REQUEST: Pick out each line below containing "screenshot".

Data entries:
-*-*-
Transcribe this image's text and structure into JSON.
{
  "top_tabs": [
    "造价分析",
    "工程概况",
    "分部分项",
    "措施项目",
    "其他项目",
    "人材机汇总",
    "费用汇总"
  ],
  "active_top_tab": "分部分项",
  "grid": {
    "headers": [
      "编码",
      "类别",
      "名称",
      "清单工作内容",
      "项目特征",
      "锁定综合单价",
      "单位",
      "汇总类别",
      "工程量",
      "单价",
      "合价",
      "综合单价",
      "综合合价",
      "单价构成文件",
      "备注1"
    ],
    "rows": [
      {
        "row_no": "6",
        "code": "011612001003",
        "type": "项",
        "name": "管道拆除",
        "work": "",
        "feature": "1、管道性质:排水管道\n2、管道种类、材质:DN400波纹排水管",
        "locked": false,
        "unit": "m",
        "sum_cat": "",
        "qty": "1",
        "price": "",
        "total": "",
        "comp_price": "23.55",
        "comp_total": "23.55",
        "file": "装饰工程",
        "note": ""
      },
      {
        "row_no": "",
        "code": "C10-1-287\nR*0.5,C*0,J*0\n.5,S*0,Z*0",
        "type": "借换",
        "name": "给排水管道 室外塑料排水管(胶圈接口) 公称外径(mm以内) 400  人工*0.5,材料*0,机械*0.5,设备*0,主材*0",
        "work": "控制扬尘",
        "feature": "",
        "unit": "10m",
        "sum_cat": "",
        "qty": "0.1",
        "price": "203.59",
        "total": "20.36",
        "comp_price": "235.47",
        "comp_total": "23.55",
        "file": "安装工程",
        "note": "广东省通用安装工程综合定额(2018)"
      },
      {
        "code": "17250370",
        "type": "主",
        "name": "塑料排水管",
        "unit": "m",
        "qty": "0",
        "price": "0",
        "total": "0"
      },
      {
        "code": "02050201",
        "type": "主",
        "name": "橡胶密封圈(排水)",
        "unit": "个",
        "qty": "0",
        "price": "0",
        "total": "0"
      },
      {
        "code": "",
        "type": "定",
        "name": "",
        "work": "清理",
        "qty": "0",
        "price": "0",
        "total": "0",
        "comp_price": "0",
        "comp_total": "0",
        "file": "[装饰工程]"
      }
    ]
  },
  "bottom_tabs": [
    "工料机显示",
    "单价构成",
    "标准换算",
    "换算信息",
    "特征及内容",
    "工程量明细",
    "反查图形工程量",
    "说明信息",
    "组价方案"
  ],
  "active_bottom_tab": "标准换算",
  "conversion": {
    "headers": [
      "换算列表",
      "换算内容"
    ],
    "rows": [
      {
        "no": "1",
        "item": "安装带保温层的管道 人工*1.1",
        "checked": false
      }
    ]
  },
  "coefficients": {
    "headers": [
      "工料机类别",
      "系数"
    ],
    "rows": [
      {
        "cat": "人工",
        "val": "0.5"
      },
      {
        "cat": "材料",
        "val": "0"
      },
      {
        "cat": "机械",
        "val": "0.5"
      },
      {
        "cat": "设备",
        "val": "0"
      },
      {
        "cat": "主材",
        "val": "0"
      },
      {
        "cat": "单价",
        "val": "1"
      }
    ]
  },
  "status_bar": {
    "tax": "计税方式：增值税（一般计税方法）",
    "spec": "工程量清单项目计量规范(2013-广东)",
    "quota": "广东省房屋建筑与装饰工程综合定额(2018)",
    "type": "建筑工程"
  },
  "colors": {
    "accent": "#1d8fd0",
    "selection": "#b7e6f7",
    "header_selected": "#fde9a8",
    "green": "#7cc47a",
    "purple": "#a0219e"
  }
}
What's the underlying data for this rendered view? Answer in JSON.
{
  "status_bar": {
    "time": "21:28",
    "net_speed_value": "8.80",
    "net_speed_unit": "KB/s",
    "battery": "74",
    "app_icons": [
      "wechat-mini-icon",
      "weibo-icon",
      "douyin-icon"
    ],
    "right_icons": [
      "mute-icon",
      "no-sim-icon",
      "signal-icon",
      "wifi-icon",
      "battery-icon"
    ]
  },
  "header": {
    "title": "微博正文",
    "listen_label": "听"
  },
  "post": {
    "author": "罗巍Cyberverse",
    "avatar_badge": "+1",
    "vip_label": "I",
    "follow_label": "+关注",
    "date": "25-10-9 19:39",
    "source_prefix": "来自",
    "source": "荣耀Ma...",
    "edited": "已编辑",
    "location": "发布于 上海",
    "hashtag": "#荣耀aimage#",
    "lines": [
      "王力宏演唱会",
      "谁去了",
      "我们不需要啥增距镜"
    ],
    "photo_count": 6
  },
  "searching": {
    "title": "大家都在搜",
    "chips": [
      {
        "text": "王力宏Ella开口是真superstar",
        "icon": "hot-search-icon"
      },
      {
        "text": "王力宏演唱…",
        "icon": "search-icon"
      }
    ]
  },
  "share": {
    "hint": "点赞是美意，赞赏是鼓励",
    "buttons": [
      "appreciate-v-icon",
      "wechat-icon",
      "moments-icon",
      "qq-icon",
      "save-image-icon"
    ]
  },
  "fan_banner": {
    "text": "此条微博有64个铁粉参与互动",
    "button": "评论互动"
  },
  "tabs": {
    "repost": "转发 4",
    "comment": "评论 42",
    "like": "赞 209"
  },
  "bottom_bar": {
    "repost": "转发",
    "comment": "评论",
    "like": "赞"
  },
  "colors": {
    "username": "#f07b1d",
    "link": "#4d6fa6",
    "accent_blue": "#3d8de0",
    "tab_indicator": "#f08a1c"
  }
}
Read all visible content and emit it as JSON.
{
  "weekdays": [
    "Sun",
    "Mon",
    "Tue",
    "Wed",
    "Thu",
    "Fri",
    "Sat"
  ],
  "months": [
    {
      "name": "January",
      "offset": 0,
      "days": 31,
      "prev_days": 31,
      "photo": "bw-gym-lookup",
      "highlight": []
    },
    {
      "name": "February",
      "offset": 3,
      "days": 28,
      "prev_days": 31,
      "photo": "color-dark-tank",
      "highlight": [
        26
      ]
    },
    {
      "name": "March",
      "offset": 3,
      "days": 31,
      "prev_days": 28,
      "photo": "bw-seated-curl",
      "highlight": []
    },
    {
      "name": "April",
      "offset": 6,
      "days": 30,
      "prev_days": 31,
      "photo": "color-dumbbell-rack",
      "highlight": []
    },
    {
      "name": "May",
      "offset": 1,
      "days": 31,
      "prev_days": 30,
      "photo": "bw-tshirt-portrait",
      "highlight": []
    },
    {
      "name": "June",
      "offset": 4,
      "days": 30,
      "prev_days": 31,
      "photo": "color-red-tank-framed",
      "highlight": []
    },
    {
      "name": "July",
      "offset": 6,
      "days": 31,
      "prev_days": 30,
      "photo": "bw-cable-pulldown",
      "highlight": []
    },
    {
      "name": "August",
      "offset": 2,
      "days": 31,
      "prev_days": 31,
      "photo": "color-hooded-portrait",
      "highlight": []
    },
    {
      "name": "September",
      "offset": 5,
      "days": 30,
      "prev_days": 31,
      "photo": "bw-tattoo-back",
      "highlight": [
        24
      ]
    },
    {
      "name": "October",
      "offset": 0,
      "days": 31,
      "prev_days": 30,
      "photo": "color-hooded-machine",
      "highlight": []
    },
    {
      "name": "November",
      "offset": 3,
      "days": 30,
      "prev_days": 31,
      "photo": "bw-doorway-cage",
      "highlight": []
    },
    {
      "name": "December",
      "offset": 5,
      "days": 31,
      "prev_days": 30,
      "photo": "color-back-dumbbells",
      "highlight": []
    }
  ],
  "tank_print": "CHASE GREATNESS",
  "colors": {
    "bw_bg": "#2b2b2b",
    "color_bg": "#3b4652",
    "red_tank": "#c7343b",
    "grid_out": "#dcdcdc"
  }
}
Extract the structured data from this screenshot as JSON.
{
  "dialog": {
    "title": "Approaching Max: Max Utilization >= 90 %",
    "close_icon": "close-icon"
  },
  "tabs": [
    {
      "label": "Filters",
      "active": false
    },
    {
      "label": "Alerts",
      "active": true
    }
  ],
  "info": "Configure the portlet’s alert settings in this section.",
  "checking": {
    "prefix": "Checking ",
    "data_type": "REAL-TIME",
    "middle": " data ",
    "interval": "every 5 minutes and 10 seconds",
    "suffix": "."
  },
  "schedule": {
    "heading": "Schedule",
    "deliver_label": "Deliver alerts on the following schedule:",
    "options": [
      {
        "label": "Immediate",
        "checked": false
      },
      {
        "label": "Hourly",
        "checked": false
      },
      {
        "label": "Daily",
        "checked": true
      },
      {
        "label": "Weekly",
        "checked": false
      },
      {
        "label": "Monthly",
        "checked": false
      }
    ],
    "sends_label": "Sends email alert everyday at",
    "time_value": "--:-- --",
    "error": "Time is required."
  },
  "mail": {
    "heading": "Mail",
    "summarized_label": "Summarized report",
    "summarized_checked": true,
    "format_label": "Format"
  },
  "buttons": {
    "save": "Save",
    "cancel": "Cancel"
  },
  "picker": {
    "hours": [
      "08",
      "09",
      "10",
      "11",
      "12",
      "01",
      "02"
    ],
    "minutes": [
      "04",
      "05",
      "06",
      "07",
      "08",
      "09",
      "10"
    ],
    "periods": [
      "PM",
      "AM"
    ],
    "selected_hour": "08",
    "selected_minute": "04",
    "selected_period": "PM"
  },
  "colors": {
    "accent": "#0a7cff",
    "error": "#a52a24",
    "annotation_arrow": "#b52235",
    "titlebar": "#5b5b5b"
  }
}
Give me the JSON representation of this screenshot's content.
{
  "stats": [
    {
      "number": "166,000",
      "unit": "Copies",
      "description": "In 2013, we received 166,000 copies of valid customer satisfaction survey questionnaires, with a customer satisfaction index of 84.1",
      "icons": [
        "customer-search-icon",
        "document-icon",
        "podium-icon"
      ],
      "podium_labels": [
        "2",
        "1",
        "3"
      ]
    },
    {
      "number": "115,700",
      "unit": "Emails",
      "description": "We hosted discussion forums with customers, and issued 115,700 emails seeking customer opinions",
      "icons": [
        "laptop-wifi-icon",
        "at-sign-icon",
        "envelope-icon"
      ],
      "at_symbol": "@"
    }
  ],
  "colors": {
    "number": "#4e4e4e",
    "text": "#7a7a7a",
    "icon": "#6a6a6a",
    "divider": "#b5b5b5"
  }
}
-*-*-
SOLUTION TO THE PROBLEM:
Extract the structured data from this screenshot as JSON.
Give me the JSON representation of this screenshot's content.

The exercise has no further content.